## Collected data entries
####
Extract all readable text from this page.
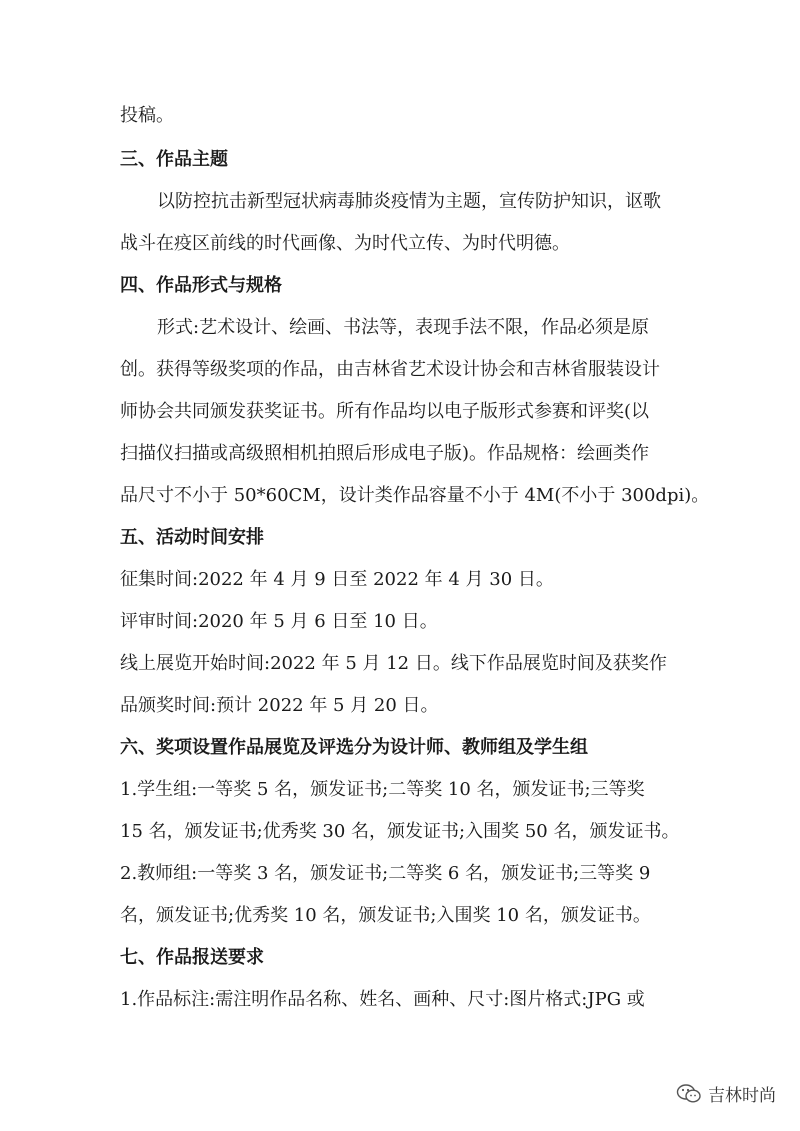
投稿。
三、作品主题
以防控抗击新型冠状病毒肺炎疫情为主题，宣传防护知识，讴歌
战斗在疫区前线的时代画像、为时代立传、为时代明德。
四、作品形式与规格
形式:艺术设计、绘画、书法等，表现手法不限，作品必须是原
创。获得等级奖项的作品，由吉林省艺术设计协会和吉林省服装设计
师协会共同颁发获奖证书。所有作品均以电子版形式参赛和评奖(以
扫描仪扫描或高级照相机拍照后形成电子版)。作品规格：绘画类作
品尺寸不小于 50*60CM，设计类作品容量不小于 4M(不小于 300dpi)。
五、活动时间安排
征集时间:2022 年 4 月 9 日至 2022 年 4 月 30 日。
评审时间:2020 年 5 月 6 日至 10 日。
线上展览开始时间:2022 年 5 月 12 日。线下作品展览时间及获奖作
品颁奖时间:预计 2022 年 5 月 20 日。
六、奖项设置作品展览及评选分为设计师、教师组及学生组
1.学生组:一等奖 5 名，颁发证书;二等奖 10 名，颁发证书;三等奖
15 名，颁发证书;优秀奖 30 名，颁发证书;入围奖 50 名，颁发证书。
2.教师组:一等奖 3 名，颁发证书;二等奖 6 名，颁发证书;三等奖 9
名，颁发证书;优秀奖 10 名，颁发证书;入围奖 10 名，颁发证书。
七、作品报送要求
1.作品标注:需注明作品名称、姓名、画种、尺寸:图片格式:JPG 或
吉林时尚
####
## Given exercise
Restate the listing above word for word, and skip the pictures.

## Output for this task
Extract all readable text from this page.
投稿。
三、作品主题
以防控抗击新型冠状病毒肺炎疫情为主题，宣传防护知识，讴歌
战斗在疫区前线的时代画像、为时代立传、为时代明德。
四、作品形式与规格
形式:艺术设计、绘画、书法等，表现手法不限，作品必须是原
创。获得等级奖项的作品，由吉林省艺术设计协会和吉林省服装设计
师协会共同颁发获奖证书。所有作品均以电子版形式参赛和评奖(以
扫描仪扫描或高级照相机拍照后形成电子版)。作品规格：绘画类作
品尺寸不小于 50*60CM，设计类作品容量不小于 4M(不小于 300dpi)。
五、活动时间安排
征集时间:2022 年 4 月 9 日至 2022 年 4 月 30 日。
评审时间:2020 年 5 月 6 日至 10 日。
线上展览开始时间:2022 年 5 月 12 日。线下作品展览时间及获奖作
品颁奖时间:预计 2022 年 5 月 20 日。
六、奖项设置作品展览及评选分为设计师、教师组及学生组
1.学生组:一等奖 5 名，颁发证书;二等奖 10 名，颁发证书;三等奖
15 名，颁发证书;优秀奖 30 名，颁发证书;入围奖 50 名，颁发证书。
2.教师组:一等奖 3 名，颁发证书;二等奖 6 名，颁发证书;三等奖 9
名，颁发证书;优秀奖 10 名，颁发证书;入围奖 10 名，颁发证书。
七、作品报送要求
1.作品标注:需注明作品名称、姓名、画种、尺寸:图片格式:JPG 或
吉林时尚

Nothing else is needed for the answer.